◆ SET EXERCISE: Output the records. Match them exactly.

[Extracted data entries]
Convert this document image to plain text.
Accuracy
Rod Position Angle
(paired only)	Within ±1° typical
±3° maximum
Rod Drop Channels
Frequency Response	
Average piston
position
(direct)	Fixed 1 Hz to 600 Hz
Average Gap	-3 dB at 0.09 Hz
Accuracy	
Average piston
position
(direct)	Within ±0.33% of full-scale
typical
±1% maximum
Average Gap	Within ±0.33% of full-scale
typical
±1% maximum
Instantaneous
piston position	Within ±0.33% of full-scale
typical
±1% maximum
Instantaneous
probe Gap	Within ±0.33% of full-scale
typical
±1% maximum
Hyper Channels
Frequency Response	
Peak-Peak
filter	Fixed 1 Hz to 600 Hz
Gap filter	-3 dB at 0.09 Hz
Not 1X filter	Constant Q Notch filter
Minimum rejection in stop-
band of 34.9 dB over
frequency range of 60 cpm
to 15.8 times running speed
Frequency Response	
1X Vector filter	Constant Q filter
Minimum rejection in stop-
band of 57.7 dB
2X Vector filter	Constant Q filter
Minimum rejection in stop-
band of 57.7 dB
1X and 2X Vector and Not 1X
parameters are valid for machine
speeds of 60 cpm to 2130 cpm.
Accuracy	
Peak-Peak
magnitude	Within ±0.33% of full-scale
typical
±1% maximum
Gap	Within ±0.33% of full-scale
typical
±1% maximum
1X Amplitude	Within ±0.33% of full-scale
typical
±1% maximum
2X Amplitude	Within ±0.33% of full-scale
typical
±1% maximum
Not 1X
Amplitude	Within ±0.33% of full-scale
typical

◆ EXERCISE OUTPUT:
Convert this document image to plain text.
Accuracy
Rod Position Angle
(paired only)	Within ±1° typical
±3° maximum
Rod Drop Channels
Frequency Response	
Average piston
position
(direct)	Fixed 1 Hz to 600 Hz
Average Gap	-3 dB at 0.09 Hz
Accuracy	
Average piston
position
(direct)	Within ±0.33% of full-scale
typical
±1% maximum
Average Gap	Within ±0.33% of full-scale
typical
±1% maximum
Instantaneous
piston position	Within ±0.33% of full-scale
typical
±1% maximum
Instantaneous
probe Gap	Within ±0.33% of full-scale
typical
±1% maximum
Hyper Channels
Frequency Response	
Peak-Peak
filter	Fixed 1 Hz to 600 Hz
Gap filter	-3 dB at 0.09 Hz
Not 1X filter	Constant Q Notch filter
Minimum rejection in stop-
band of 34.9 dB over
frequency range of 60 cpm
to 15.8 times running speed
Frequency Response	
1X Vector filter	Constant Q filter
Minimum rejection in stop-
band of 57.7 dB
2X Vector filter	Constant Q filter
Minimum rejection in stop-
band of 57.7 dB
1X and 2X Vector and Not 1X
parameters are valid for machine
speeds of 60 cpm to 2130 cpm.
Accuracy	
Peak-Peak
magnitude	Within ±0.33% of full-scale
typical
±1% maximum
Gap	Within ±0.33% of full-scale
typical
±1% maximum
1X Amplitude	Within ±0.33% of full-scale
typical
±1% maximum
2X Amplitude	Within ±0.33% of full-scale
typical
±1% maximum
Not 1X
Amplitude	Within ±0.33% of full-scale
typical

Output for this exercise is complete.